Work to do. Search the records for "Distance" and copy each line that holds it.

The input.

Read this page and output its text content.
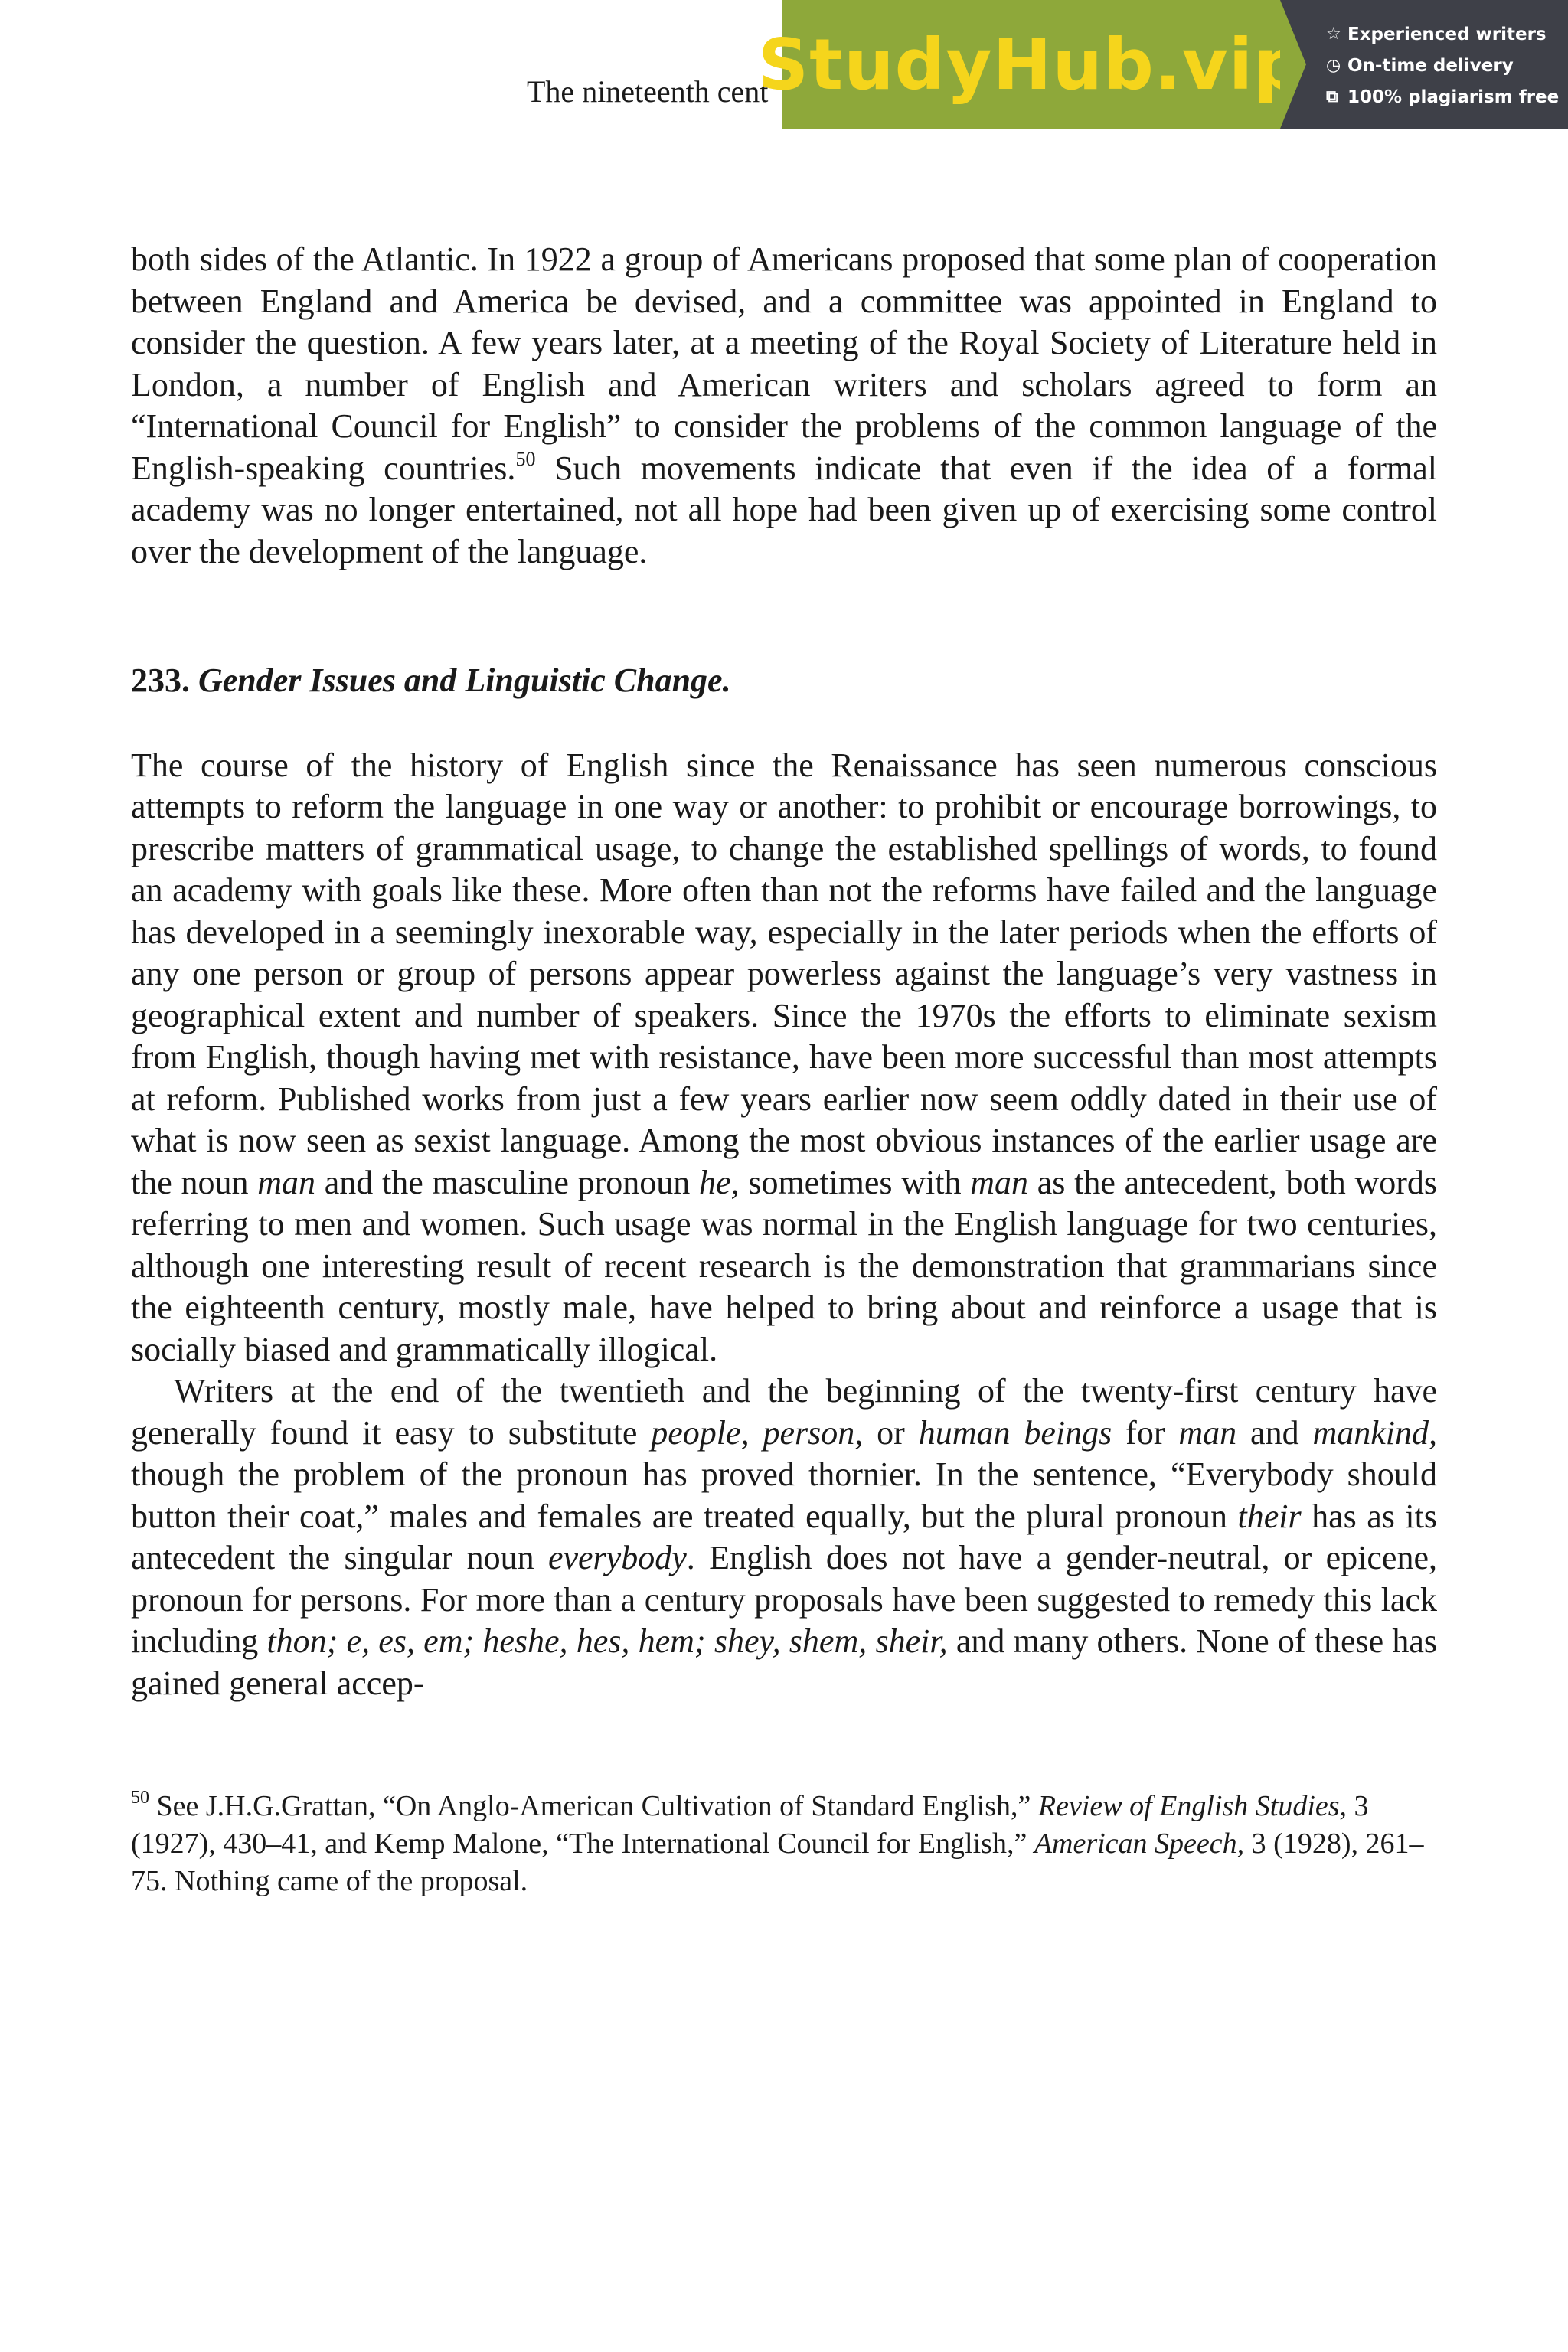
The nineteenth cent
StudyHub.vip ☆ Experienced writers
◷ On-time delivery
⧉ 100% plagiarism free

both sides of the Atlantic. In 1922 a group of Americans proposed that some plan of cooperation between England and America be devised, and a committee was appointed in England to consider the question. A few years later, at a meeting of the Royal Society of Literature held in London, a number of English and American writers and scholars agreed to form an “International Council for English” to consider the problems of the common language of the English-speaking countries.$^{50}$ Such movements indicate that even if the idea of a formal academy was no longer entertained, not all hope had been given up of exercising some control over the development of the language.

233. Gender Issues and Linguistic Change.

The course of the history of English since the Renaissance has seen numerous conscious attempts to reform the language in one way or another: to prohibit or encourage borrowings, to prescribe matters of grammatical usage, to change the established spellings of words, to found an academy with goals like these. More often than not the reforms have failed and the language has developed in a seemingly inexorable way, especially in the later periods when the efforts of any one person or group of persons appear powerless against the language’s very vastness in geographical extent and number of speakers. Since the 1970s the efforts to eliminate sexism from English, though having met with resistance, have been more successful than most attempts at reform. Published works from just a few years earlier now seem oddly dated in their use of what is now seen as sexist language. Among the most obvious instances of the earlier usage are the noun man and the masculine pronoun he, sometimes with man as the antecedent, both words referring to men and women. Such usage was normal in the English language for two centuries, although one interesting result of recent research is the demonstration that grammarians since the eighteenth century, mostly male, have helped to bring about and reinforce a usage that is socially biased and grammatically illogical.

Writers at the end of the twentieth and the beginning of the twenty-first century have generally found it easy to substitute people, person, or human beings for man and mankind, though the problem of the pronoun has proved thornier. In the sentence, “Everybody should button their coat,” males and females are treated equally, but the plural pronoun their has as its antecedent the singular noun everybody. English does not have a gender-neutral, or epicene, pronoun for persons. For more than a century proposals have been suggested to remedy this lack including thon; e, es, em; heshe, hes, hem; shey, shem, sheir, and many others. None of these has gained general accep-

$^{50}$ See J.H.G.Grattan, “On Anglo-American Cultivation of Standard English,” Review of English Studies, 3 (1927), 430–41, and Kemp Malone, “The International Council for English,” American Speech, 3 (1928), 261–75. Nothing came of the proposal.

==

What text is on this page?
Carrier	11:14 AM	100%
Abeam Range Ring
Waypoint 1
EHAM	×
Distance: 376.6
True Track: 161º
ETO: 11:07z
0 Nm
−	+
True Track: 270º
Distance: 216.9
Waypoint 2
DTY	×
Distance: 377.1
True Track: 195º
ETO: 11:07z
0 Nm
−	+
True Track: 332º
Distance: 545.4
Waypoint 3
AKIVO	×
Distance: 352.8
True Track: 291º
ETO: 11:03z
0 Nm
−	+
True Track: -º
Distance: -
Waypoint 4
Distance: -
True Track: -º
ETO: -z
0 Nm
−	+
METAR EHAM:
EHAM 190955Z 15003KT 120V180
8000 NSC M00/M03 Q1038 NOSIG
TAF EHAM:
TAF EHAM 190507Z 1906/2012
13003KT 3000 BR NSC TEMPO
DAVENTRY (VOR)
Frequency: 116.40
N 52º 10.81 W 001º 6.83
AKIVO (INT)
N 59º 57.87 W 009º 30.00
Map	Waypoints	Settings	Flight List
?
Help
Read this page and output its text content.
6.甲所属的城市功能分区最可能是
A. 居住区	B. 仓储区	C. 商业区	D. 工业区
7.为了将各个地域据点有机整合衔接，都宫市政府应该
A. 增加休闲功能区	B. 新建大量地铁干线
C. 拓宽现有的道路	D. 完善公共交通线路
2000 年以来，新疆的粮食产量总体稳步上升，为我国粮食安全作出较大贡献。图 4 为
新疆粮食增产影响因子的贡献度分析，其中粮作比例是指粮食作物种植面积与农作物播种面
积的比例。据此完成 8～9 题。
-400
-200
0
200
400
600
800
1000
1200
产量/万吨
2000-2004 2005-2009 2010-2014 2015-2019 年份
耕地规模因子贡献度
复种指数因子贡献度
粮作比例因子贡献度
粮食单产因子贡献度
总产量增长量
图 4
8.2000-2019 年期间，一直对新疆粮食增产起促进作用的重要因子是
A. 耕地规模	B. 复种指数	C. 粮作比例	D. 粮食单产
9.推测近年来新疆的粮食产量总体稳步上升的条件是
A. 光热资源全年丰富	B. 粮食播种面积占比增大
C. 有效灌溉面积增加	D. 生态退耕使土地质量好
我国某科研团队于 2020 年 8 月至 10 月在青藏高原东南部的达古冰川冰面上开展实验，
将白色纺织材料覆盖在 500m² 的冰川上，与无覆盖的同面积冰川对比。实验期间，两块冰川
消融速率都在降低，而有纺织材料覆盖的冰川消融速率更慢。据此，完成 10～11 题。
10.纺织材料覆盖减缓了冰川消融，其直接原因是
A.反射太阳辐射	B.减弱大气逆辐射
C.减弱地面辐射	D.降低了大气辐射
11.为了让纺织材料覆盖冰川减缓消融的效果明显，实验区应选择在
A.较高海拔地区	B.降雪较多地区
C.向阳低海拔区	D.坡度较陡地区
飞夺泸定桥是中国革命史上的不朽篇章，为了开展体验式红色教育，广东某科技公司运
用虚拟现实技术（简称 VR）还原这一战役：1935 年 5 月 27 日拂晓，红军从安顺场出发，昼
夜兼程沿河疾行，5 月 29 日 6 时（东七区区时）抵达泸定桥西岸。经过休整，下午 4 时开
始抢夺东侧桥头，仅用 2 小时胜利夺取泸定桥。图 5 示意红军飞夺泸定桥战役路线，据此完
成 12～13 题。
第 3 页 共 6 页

Solution to the problem.
Distance: 376.6
Distance: 216.9
Distance: 377.1
Distance: 545.4
Distance: 352.8
Distance: -
Distance: -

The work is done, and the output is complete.